§ JOB
Search the material below for the word "type" and copy every line in which it occurs.

(Figure record extracts)
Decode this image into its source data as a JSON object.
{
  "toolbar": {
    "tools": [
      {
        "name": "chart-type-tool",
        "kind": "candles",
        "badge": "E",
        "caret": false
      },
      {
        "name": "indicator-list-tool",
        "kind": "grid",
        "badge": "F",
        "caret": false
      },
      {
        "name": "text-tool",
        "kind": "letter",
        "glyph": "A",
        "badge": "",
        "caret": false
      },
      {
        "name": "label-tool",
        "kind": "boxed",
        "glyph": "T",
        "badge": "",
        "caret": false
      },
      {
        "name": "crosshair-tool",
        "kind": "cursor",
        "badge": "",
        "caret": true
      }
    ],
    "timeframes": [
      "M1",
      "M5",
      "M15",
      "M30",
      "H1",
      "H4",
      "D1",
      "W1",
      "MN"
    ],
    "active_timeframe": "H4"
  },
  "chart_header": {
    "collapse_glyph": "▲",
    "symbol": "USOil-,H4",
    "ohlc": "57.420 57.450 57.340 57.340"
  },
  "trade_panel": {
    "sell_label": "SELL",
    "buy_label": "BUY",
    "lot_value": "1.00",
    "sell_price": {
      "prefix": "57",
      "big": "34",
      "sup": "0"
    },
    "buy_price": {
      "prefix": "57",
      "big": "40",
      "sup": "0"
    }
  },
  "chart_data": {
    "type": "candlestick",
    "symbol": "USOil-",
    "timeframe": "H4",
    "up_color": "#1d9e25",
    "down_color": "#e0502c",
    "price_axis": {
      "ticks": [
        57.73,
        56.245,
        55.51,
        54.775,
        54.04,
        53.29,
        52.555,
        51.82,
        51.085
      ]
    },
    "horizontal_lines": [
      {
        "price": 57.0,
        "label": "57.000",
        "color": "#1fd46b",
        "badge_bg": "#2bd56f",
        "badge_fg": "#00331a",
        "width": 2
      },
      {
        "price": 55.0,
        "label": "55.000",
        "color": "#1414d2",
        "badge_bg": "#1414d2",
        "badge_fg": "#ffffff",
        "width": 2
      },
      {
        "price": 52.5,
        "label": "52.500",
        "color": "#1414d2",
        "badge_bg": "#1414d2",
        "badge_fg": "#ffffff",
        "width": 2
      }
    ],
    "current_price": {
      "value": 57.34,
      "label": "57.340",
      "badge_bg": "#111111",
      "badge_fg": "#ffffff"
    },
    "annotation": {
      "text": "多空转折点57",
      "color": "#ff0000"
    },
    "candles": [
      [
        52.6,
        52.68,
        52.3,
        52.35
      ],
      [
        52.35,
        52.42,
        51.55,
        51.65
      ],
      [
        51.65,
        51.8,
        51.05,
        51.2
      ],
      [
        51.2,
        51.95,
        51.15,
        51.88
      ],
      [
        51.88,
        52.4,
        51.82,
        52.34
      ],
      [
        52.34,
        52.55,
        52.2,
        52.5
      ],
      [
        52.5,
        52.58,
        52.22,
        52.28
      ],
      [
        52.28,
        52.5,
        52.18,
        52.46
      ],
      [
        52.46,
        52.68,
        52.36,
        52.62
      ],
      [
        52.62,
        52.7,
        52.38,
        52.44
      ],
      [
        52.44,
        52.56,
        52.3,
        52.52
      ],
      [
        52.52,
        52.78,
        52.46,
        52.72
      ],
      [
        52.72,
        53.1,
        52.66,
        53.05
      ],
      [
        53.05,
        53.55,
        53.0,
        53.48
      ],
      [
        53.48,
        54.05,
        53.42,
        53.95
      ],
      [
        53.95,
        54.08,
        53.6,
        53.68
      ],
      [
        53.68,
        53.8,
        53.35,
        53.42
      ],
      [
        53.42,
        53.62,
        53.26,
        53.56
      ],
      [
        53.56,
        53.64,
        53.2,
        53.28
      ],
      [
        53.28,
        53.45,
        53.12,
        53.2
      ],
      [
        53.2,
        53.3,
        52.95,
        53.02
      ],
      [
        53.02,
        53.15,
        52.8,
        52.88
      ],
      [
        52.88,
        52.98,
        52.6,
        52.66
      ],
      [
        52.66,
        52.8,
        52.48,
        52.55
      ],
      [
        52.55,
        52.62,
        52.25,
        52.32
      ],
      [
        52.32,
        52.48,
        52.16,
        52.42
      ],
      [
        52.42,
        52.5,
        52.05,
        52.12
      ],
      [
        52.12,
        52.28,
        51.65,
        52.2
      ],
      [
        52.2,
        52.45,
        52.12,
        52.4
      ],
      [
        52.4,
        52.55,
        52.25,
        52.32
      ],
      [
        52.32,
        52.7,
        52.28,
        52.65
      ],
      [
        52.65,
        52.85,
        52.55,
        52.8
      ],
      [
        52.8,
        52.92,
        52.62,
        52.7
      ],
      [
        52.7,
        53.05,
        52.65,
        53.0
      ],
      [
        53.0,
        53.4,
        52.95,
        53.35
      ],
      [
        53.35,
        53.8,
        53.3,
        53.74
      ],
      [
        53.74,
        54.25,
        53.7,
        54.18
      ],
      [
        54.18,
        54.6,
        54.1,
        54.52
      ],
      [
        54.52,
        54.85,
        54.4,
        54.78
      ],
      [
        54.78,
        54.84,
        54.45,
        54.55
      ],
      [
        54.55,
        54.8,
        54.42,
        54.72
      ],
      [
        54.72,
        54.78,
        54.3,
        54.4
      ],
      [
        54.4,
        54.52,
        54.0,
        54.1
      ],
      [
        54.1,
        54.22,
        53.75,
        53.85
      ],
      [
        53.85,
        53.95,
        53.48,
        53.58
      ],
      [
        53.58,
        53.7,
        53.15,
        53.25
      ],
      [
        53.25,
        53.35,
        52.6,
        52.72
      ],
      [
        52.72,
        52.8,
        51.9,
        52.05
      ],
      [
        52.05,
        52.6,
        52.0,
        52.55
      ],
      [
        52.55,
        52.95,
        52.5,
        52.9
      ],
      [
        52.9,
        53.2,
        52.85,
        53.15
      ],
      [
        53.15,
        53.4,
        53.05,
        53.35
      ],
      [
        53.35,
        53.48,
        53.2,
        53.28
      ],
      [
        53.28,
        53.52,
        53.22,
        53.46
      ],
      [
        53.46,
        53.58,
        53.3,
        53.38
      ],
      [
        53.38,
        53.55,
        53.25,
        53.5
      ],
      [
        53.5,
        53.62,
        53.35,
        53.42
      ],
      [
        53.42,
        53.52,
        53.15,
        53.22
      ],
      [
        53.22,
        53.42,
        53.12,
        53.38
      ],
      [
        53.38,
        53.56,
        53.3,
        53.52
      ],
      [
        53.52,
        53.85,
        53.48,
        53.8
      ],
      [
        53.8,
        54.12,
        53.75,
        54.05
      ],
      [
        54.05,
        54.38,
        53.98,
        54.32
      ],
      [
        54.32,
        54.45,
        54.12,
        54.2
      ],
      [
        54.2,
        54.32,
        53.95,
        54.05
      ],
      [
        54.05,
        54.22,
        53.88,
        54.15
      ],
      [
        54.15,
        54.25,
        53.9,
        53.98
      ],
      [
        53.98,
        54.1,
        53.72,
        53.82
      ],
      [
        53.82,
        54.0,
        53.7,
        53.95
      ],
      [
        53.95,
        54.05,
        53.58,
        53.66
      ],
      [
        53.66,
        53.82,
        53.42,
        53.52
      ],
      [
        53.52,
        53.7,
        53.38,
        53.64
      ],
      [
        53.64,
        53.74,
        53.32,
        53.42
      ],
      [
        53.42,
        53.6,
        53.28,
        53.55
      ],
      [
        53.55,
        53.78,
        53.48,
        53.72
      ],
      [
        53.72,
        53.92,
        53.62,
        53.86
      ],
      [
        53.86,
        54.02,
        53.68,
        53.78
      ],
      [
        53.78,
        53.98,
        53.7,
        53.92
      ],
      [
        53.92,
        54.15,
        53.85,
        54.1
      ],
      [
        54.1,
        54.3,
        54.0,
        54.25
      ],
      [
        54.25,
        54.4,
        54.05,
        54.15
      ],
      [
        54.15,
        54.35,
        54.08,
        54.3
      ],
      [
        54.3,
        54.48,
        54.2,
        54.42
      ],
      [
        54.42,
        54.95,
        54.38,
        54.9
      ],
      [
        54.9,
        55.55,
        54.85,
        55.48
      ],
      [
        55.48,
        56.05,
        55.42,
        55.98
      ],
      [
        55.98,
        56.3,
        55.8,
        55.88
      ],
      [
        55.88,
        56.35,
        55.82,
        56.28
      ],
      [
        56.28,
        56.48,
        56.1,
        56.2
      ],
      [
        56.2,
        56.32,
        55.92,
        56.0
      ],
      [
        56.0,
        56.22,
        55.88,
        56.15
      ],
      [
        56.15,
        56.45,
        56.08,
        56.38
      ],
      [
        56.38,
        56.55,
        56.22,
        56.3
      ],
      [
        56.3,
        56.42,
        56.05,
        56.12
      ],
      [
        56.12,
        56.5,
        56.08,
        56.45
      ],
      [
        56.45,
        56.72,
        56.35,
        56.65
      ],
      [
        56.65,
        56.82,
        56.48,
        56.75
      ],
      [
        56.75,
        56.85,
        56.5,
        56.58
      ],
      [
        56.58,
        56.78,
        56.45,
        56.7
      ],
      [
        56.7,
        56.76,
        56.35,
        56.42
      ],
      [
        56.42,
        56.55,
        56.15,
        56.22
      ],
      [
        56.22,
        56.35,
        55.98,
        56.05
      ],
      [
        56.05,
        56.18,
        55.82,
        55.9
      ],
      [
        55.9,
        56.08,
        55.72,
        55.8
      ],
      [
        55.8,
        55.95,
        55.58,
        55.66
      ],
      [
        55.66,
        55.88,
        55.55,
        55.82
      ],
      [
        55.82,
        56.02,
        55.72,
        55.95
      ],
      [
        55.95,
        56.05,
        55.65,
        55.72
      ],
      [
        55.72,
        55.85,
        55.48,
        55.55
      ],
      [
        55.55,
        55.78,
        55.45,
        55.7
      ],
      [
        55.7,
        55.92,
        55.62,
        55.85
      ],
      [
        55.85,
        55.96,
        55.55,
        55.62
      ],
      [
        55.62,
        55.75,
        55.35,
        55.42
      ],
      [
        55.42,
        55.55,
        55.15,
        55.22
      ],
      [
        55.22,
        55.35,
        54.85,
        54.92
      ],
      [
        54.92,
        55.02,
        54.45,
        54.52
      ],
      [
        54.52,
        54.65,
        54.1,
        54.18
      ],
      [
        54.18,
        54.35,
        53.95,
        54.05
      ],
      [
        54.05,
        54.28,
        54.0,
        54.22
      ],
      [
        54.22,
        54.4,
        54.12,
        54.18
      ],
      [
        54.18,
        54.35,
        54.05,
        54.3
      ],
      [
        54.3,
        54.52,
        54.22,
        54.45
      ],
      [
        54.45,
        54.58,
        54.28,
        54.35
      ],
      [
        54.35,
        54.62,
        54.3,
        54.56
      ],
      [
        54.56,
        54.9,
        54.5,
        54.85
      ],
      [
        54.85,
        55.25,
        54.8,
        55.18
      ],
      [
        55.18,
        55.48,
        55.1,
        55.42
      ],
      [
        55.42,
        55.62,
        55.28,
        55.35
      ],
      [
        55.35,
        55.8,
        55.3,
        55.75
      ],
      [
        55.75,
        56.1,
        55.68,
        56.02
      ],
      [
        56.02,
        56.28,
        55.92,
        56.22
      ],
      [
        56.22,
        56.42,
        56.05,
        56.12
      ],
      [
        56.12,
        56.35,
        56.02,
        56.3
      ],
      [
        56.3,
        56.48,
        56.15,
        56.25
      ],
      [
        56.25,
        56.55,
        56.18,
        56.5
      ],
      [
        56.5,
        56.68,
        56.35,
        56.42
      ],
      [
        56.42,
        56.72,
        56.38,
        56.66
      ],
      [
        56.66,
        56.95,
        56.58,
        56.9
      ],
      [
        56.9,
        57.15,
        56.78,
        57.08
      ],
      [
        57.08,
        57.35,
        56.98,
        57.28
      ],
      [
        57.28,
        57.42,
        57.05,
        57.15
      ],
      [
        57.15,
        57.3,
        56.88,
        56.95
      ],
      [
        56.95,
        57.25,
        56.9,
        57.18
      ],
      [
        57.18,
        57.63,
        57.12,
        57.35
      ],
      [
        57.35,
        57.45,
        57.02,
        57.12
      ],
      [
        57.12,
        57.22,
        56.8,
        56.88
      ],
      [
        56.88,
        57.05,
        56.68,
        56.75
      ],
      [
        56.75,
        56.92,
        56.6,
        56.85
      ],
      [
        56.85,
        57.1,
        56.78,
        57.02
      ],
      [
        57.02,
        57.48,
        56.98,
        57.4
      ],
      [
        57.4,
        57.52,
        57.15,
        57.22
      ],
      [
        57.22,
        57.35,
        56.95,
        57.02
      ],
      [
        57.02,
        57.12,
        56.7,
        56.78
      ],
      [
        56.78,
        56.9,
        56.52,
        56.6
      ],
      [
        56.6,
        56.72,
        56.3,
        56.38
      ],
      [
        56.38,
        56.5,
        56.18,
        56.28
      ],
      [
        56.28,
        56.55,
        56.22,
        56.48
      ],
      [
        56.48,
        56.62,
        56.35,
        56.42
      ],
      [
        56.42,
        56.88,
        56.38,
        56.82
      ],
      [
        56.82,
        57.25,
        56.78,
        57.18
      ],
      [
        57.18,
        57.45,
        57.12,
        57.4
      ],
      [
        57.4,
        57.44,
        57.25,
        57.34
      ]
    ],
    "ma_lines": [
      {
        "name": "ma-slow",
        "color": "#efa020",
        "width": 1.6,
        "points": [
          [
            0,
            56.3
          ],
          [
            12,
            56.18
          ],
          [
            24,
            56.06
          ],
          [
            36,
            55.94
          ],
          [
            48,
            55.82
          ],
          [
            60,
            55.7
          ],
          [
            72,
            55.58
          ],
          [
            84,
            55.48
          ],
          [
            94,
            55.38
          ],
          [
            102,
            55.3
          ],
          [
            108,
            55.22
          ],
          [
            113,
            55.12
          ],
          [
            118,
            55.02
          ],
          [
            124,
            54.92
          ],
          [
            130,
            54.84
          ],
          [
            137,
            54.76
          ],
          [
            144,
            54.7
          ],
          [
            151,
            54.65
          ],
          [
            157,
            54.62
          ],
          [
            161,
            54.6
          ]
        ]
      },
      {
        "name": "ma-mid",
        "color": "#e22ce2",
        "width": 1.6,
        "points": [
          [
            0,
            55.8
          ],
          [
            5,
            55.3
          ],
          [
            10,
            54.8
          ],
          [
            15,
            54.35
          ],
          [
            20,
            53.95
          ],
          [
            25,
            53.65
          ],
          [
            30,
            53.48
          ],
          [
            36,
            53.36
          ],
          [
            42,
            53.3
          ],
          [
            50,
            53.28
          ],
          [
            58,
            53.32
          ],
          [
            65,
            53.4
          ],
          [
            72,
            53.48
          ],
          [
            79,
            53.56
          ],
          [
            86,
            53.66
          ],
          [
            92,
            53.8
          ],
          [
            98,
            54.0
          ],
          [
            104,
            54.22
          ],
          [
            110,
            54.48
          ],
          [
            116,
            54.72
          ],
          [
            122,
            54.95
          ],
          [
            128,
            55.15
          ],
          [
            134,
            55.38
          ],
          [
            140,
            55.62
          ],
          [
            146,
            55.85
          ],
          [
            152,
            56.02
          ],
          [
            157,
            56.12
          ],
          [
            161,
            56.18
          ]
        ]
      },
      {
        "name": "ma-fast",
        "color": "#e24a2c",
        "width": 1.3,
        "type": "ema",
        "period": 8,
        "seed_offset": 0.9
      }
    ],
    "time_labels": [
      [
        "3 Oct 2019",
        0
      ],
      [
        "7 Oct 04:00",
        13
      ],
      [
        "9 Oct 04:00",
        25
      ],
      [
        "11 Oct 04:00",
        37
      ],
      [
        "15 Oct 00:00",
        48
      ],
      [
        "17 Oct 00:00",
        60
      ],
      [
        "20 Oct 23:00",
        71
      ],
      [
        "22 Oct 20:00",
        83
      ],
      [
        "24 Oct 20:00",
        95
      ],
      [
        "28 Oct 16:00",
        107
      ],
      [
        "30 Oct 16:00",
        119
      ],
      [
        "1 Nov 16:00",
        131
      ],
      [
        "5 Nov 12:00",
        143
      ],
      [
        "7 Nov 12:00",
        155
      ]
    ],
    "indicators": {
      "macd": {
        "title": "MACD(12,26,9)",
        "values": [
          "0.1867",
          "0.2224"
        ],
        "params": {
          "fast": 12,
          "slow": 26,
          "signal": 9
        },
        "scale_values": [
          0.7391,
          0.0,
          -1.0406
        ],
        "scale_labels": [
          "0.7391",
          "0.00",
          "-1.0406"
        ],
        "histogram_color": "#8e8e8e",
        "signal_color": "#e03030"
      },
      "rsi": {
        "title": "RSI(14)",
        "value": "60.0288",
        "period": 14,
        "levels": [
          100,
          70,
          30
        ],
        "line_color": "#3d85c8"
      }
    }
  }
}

§ SOLUTION TO THE PROBLEM
        "name": "chart-type-tool",
    "type": "candlestick",
        "type": "ema",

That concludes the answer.